» REQUIREMENTS: Review the material and extract every line in which the word "国家电网" occurs.

» GIVEN INFORMATION:
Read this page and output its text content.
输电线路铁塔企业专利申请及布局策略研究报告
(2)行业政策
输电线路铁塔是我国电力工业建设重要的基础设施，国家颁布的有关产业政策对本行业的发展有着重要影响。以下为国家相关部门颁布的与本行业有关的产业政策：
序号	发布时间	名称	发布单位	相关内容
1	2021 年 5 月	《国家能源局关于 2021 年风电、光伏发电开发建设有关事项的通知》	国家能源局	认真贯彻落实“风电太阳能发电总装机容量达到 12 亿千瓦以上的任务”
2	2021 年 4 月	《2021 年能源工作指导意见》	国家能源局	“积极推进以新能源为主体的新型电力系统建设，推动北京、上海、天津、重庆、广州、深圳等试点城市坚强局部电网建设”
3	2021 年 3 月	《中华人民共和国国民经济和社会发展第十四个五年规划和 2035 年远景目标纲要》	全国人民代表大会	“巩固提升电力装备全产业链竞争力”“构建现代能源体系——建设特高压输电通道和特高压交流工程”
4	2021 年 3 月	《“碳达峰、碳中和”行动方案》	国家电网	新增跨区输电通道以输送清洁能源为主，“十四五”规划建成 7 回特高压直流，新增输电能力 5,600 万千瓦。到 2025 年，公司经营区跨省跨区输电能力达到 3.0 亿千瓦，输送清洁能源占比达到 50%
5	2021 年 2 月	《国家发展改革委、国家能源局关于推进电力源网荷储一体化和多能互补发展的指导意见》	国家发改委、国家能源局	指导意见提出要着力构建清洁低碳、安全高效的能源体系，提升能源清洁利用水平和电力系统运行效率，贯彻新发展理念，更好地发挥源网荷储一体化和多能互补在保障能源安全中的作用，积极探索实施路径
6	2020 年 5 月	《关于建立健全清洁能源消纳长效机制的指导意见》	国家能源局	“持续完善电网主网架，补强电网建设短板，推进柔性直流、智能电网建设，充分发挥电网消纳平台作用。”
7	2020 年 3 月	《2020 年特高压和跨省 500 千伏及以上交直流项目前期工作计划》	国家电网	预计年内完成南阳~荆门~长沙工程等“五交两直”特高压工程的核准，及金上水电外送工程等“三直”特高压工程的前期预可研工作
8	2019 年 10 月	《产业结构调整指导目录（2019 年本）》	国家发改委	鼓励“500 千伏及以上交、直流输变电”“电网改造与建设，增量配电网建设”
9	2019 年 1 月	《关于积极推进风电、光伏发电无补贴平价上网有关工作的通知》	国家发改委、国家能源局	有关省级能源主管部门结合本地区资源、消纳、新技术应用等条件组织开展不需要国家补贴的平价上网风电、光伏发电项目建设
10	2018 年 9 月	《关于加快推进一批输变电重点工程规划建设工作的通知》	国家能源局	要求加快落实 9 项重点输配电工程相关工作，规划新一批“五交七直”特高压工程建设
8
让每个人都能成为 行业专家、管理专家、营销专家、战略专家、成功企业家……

» COMPLETE OUTPUT:
4	2021 年 3 月	《“碳达峰、碳中和”行动方案》	国家电网	新增跨区输电通道以输送清洁能源为主，“十四五”规划建成 7 回特高压直流，新增输电能力 5,600 万千瓦。到 2025 年，公司经营区跨省跨区输电能力达到 3.0 亿千瓦，输送清洁能源占比达到 50%
7	2020 年 3 月	《2020 年特高压和跨省 500 千伏及以上交直流项目前期工作计划》	国家电网	预计年内完成南阳~荆门~长沙工程等“五交两直”特高压工程的核准，及金上水电外送工程等“三直”特高压工程的前期预可研工作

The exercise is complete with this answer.